Task brief — In this exercise, return the whole listing exactly, excluding any images.

Extracted data entries —
+++

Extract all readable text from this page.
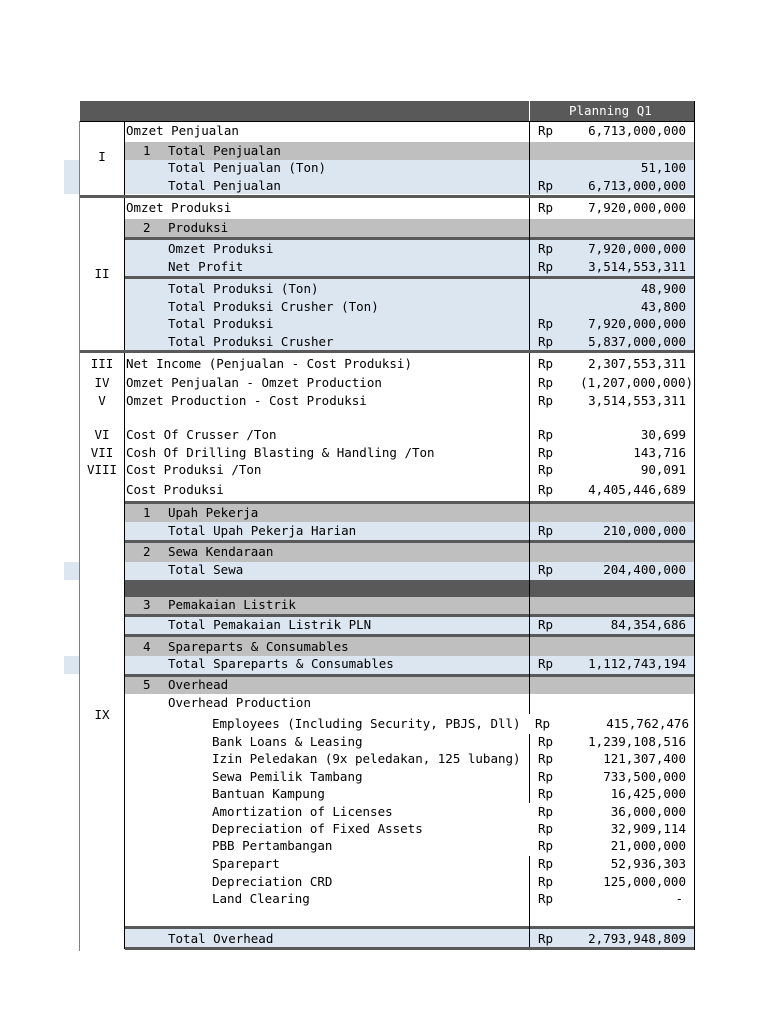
Planning Q1
I
Omzet Penjualan	Rp	6,713,000,000
1 Total Penjualan
Total Penjualan (Ton)	51,100
Total Penjualan	Rp	6,713,000,000
II
Omzet Produksi	Rp	7,920,000,000
2 Produksi
Omzet Produksi	Rp	7,920,000,000
Net Profit	Rp	3,514,553,311
Total Produksi (Ton)	48,900
Total Produksi Crusher (Ton)	43,800
Total Produksi	Rp	7,920,000,000
Total Produksi Crusher	Rp	5,837,000,000
III	Net Income (Penjualan - Cost Produksi)	Rp	2,307,553,311
IV	Omzet Penjualan - Omzet Production	Rp	(1,207,000,000)
V	Omzet Production - Cost Produksi	Rp	3,514,553,311
VI	Cost Of Crusser /Ton	Rp	30,699
VII	Cosh Of Drilling Blasting & Handling /Ton	Rp	143,716
VIII Cost Produksi /Ton	Rp	90,091
Cost Produksi	Rp	4,405,446,689
IX
1 Upah Pekerja
Total Upah Pekerja Harian	Rp	210,000,000
2 Sewa Kendaraan
Total Sewa	Rp	204,400,000
3 Pemakaian Listrik
Total Pemakaian Listrik PLN	Rp	84,354,686
4 Spareparts & Consumables
Total Spareparts & Consumables	Rp	1,112,743,194
5 Overhead
Overhead Production
Employees (Including Security, PBJS, Dll) Rp	415,762,476
Bank Loans & Leasing	Rp	1,239,108,516
Izin Peledakan (9x peledakan, 125 lubang) Rp	121,307,400
Sewa Pemilik Tambang	Rp	733,500,000
Bantuan Kampung	Rp	16,425,000
Amortization of Licenses	Rp	36,000,000
Depreciation of Fixed Assets	Rp	32,909,114
PBB Pertambangan	Rp	21,000,000
Sparepart	Rp	52,936,303
Depreciation CRD	Rp	125,000,000
Land Clearing	Rp	-
Total Overhead	Rp	2,793,948,809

+++

Complete answer —
Extract all readable text from this page.
Planning Q1
I
Omzet Penjualan	Rp	6,713,000,000
1 Total Penjualan
Total Penjualan (Ton)	51,100
Total Penjualan	Rp	6,713,000,000
II
Omzet Produksi	Rp	7,920,000,000
2 Produksi
Omzet Produksi	Rp	7,920,000,000
Net Profit	Rp	3,514,553,311
Total Produksi (Ton)	48,900
Total Produksi Crusher (Ton)	43,800
Total Produksi	Rp	7,920,000,000
Total Produksi Crusher	Rp	5,837,000,000
III	Net Income (Penjualan - Cost Produksi)	Rp	2,307,553,311
IV	Omzet Penjualan - Omzet Production	Rp	(1,207,000,000)
V	Omzet Production - Cost Produksi	Rp	3,514,553,311
VI	Cost Of Crusser /Ton	Rp	30,699
VII	Cosh Of Drilling Blasting & Handling /Ton	Rp	143,716
VIII Cost Produksi /Ton	Rp	90,091
Cost Produksi	Rp	4,405,446,689
IX
1 Upah Pekerja
Total Upah Pekerja Harian	Rp	210,000,000
2 Sewa Kendaraan
Total Sewa	Rp	204,400,000
3 Pemakaian Listrik
Total Pemakaian Listrik PLN	Rp	84,354,686
4 Spareparts & Consumables
Total Spareparts & Consumables	Rp	1,112,743,194
5 Overhead
Overhead Production
Employees (Including Security, PBJS, Dll) Rp	415,762,476
Bank Loans & Leasing	Rp	1,239,108,516
Izin Peledakan (9x peledakan, 125 lubang) Rp	121,307,400
Sewa Pemilik Tambang	Rp	733,500,000
Bantuan Kampung	Rp	16,425,000
Amortization of Licenses	Rp	36,000,000
Depreciation of Fixed Assets	Rp	32,909,114
PBB Pertambangan	Rp	21,000,000
Sparepart	Rp	52,936,303
Depreciation CRD	Rp	125,000,000
Land Clearing	Rp	-
Total Overhead	Rp	2,793,948,809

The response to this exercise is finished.